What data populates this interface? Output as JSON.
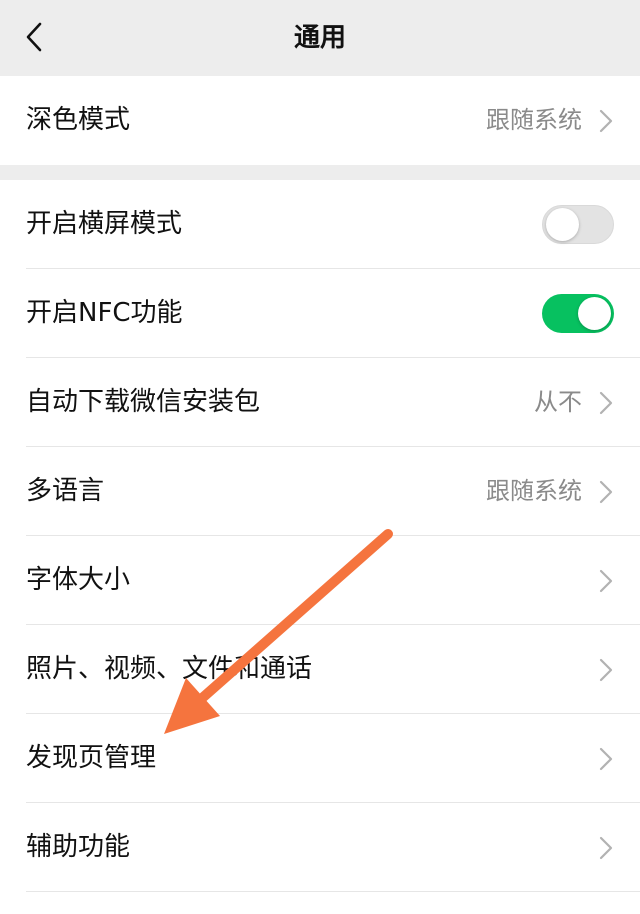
{
  "header": {
    "title": "通用",
    "back_icon": "chevron-left-icon"
  },
  "section_dark_mode": {
    "label": "深色模式",
    "value": "跟随系统"
  },
  "settings": {
    "landscape": {
      "label": "开启横屏模式",
      "toggle_on": false
    },
    "nfc": {
      "label": "开启NFC功能",
      "toggle_on": true
    },
    "auto_download": {
      "label": "自动下载微信安装包",
      "value": "从不"
    },
    "language": {
      "label": "多语言",
      "value": "跟随系统"
    },
    "font_size": {
      "label": "字体大小"
    },
    "media": {
      "label": "照片、视频、文件和通话"
    },
    "discover": {
      "label": "发现页管理"
    },
    "accessibility": {
      "label": "辅助功能"
    }
  },
  "colors": {
    "toggle_on": "#07c160",
    "toggle_off": "#e3e3e3",
    "annotation_arrow": "#f5743e",
    "background": "#ededed"
  }
}
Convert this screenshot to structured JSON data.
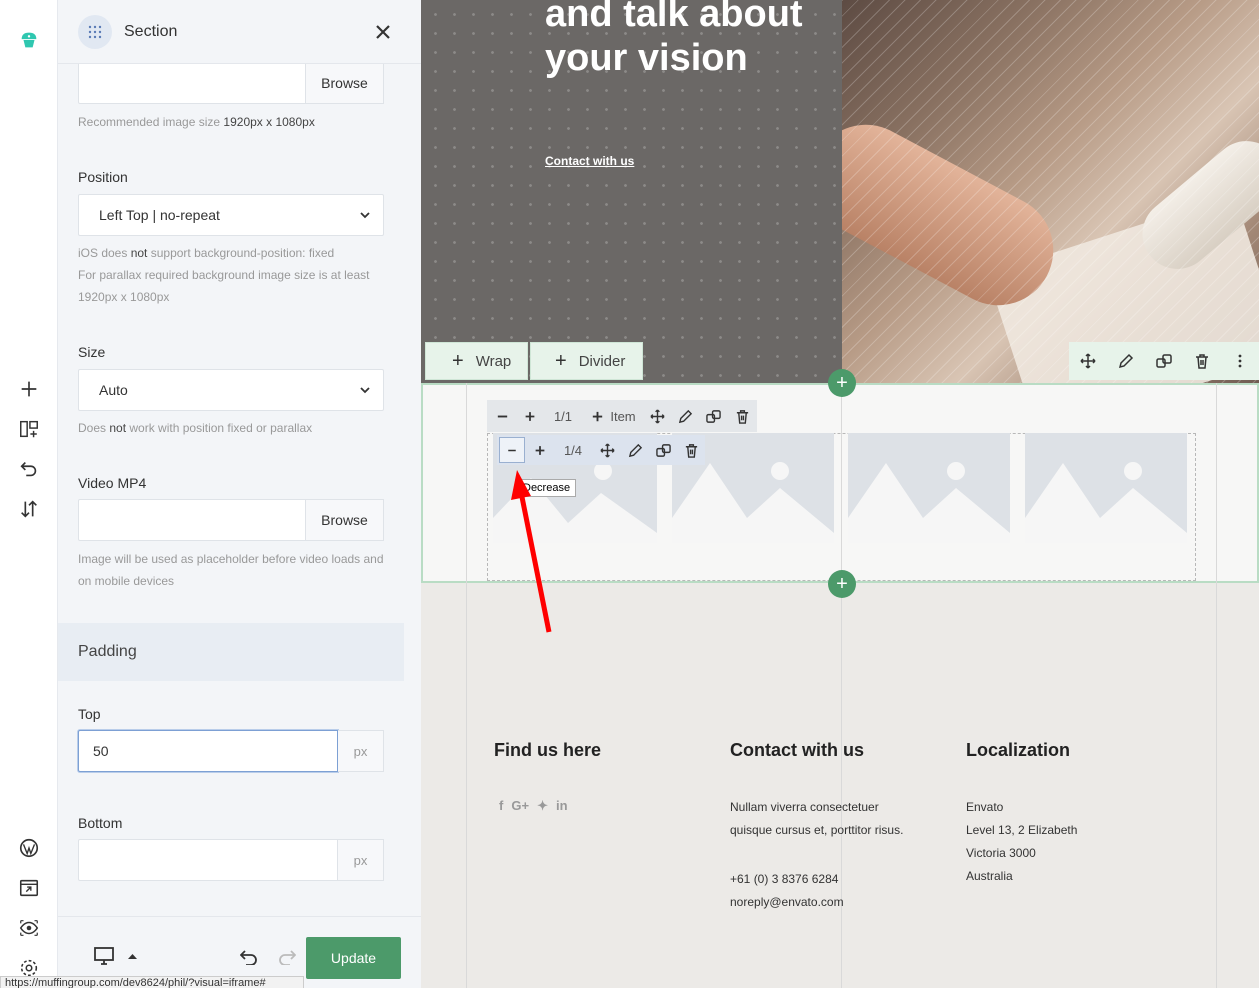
{
  "panel": {
    "title": "Section",
    "browse_label": "Browse",
    "image_hint_prefix": "Recommended image size",
    "image_hint_size": "1920px x 1080px",
    "position_label": "Position",
    "position_value": "Left Top | no-repeat",
    "position_help_1a": "iOS does",
    "position_help_1b": "not",
    "position_help_1c": "support background-position: fixed",
    "position_help_2": "For parallax required background image size is at least 1920px x 1080px",
    "size_label": "Size",
    "size_value": "Auto",
    "size_help_a": "Does",
    "size_help_b": "not",
    "size_help_c": "work with position fixed or parallax",
    "video_label": "Video MP4",
    "video_browse_label": "Browse",
    "video_help": "Image will be used as placeholder before video loads and on mobile devices",
    "padding_heading": "Padding",
    "top_label": "Top",
    "top_value": "50",
    "top_unit": "px",
    "bottom_label": "Bottom",
    "bottom_value": "",
    "bottom_unit": "px",
    "update_label": "Update",
    "status_url": "https://muffingroup.com/dev8624/phil/?visual=iframe#"
  },
  "canvas": {
    "hero_title": "and talk about your vision",
    "hero_link": "Contact with us",
    "wrap_button": "Wrap",
    "divider_button": "Divider",
    "wrap_bar": {
      "size": "1/1",
      "item_label": "Item"
    },
    "item_bar": {
      "size": "1/4"
    },
    "tooltip": "Decrease",
    "footer": {
      "col1_title": "Find us here",
      "col2_title": "Contact with us",
      "col2_line1": "Nullam viverra consectetuer",
      "col2_line2": "quisque cursus et, porttitor risus.",
      "col2_phone": "+61 (0) 3 8376 6284",
      "col2_email": "noreply@envato.com",
      "col3_title": "Localization",
      "col3_line1": "Envato",
      "col3_line2": "Level 13, 2 Elizabeth",
      "col3_line3": "Victoria 3000",
      "col3_line4": "Australia"
    }
  },
  "icons": {
    "social": [
      "facebook-icon",
      "google-plus-icon",
      "twitter-icon",
      "linkedin-icon"
    ]
  },
  "colors": {
    "accent_green": "#4c9a6a",
    "hero_gray": "#6b6866",
    "arrow_red": "#ff0000"
  }
}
##########
— WRITTEN TASK —
Transcribe all of the records above character for character. Exclude the pictures.

— ANSWER —
What data populates this interface? Output as JSON.
{
  "header": {
    "title": "通用",
    "back_icon": "chevron-left-icon"
  },
  "section_dark_mode": {
    "label": "深色模式",
    "value": "跟随系统"
  },
  "settings": {
    "landscape": {
      "label": "开启横屏模式",
      "toggle_on": false
    },
    "nfc": {
      "label": "开启NFC功能",
      "toggle_on": true
    },
    "auto_download": {
      "label": "自动下载微信安装包",
      "value": "从不"
    },
    "language": {
      "label": "多语言",
      "value": "跟随系统"
    },
    "font_size": {
      "label": "字体大小"
    },
    "media": {
      "label": "照片、视频、文件和通话"
    },
    "discover": {
      "label": "发现页管理"
    },
    "accessibility": {
      "label": "辅助功能"
    }
  },
  "colors": {
    "toggle_on": "#07c160",
    "toggle_off": "#e3e3e3",
    "annotation_arrow": "#f5743e",
    "background": "#ededed"
  }
}
Convert this screenshot to structured JSON data.
{
  "panel": {
    "title": "Section",
    "browse_label": "Browse",
    "image_hint_prefix": "Recommended image size",
    "image_hint_size": "1920px x 1080px",
    "position_label": "Position",
    "position_value": "Left Top | no-repeat",
    "position_help_1a": "iOS does",
    "position_help_1b": "not",
    "position_help_1c": "support background-position: fixed",
    "position_help_2": "For parallax required background image size is at least 1920px x 1080px",
    "size_label": "Size",
    "size_value": "Auto",
    "size_help_a": "Does",
    "size_help_b": "not",
    "size_help_c": "work with position fixed or parallax",
    "video_label": "Video MP4",
    "video_browse_label": "Browse",
    "video_help": "Image will be used as placeholder before video loads and on mobile devices",
    "padding_heading": "Padding",
    "top_label": "Top",
    "top_value": "50",
    "top_unit": "px",
    "bottom_label": "Bottom",
    "bottom_value": "",
    "bottom_unit": "px",
    "update_label": "Update",
    "status_url": "https://muffingroup.com/dev8624/phil/?visual=iframe#"
  },
  "canvas": {
    "hero_title": "and talk about your vision",
    "hero_link": "Contact with us",
    "wrap_button": "Wrap",
    "divider_button": "Divider",
    "wrap_bar": {
      "size": "1/1",
      "item_label": "Item"
    },
    "item_bar": {
      "size": "1/4"
    },
    "tooltip": "Decrease",
    "footer": {
      "col1_title": "Find us here",
      "col2_title": "Contact with us",
      "col2_line1": "Nullam viverra consectetuer",
      "col2_line2": "quisque cursus et, porttitor risus.",
      "col2_phone": "+61 (0) 3 8376 6284",
      "col2_email": "noreply@envato.com",
      "col3_title": "Localization",
      "col3_line1": "Envato",
      "col3_line2": "Level 13, 2 Elizabeth",
      "col3_line3": "Victoria 3000",
      "col3_line4": "Australia"
    }
  },
  "icons": {
    "social": [
      "facebook-icon",
      "google-plus-icon",
      "twitter-icon",
      "linkedin-icon"
    ]
  },
  "colors": {
    "accent_green": "#4c9a6a",
    "hero_gray": "#6b6866",
    "arrow_red": "#ff0000"
  }
}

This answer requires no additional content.